- The task: Copy out each line of the data holding "Start".

- Data to use:
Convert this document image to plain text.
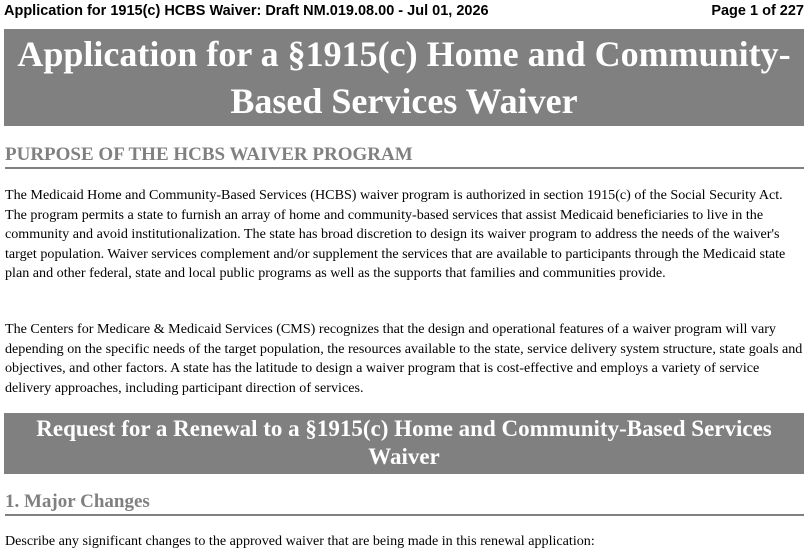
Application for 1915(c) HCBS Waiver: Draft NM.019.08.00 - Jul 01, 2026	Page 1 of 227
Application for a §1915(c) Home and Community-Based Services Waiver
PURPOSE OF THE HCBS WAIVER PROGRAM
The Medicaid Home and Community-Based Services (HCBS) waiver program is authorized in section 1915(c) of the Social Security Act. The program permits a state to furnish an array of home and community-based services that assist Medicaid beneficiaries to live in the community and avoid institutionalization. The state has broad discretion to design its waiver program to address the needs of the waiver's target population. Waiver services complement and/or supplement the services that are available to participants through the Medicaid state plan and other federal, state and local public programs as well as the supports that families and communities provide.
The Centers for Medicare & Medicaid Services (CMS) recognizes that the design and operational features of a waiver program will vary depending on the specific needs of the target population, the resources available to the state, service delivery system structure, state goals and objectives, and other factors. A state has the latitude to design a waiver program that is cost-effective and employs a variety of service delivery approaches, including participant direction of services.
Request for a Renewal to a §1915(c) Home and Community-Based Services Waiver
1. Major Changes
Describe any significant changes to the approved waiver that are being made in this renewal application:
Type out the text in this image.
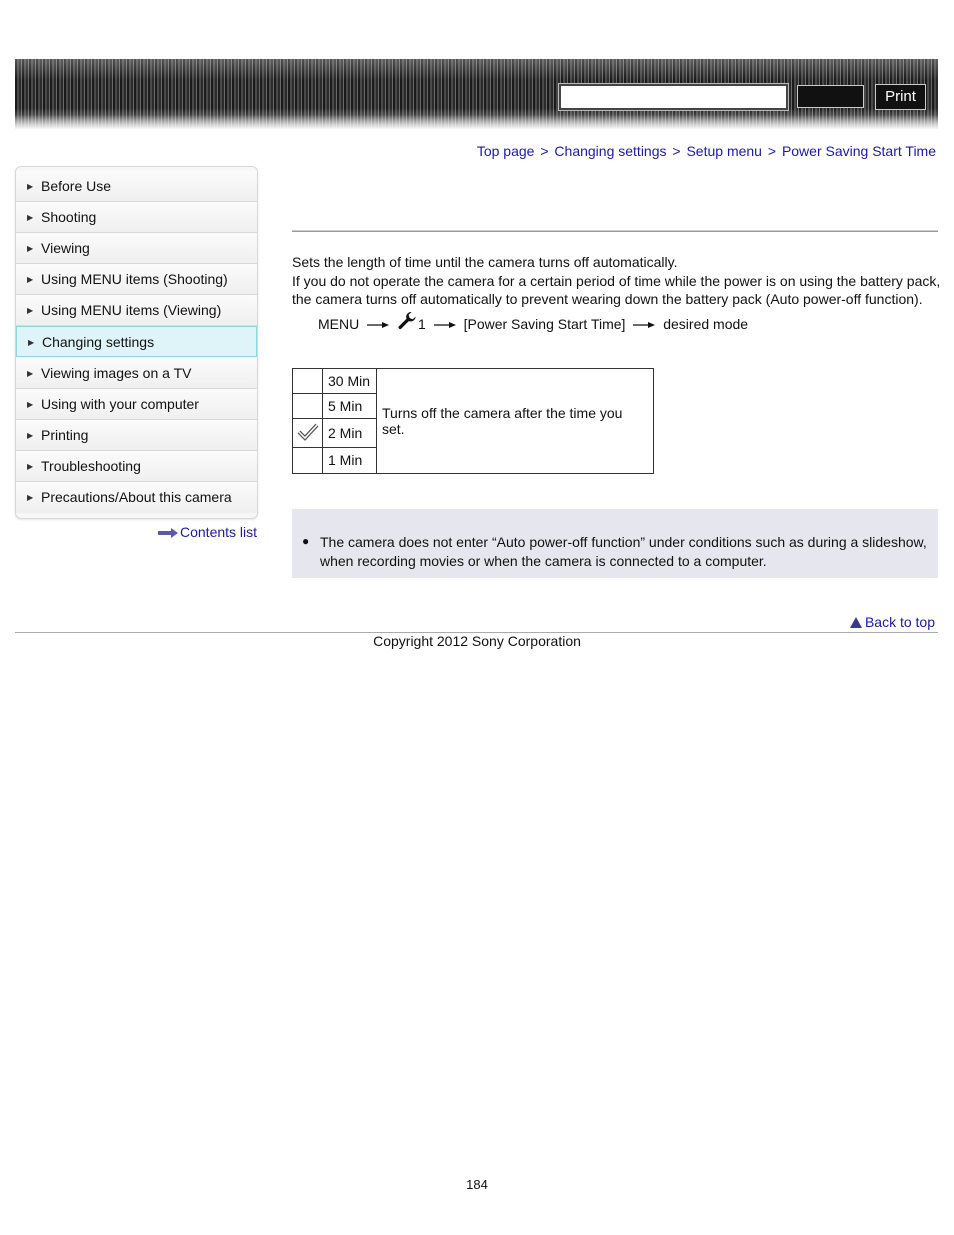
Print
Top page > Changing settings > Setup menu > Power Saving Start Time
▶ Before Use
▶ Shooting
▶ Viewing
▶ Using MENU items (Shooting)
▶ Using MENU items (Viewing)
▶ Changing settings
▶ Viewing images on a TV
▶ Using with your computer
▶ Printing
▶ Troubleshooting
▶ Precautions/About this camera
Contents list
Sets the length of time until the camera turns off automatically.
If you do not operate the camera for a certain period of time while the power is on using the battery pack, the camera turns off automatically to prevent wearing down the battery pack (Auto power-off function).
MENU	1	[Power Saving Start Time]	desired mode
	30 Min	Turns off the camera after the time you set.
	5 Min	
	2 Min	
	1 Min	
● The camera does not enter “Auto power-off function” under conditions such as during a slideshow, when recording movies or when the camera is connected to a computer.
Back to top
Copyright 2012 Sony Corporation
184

- Result of the exercise:
Top page > Changing settings > Setup menu > Power Saving Start Time
MENU	1	[Power Saving Start Time]	desired mode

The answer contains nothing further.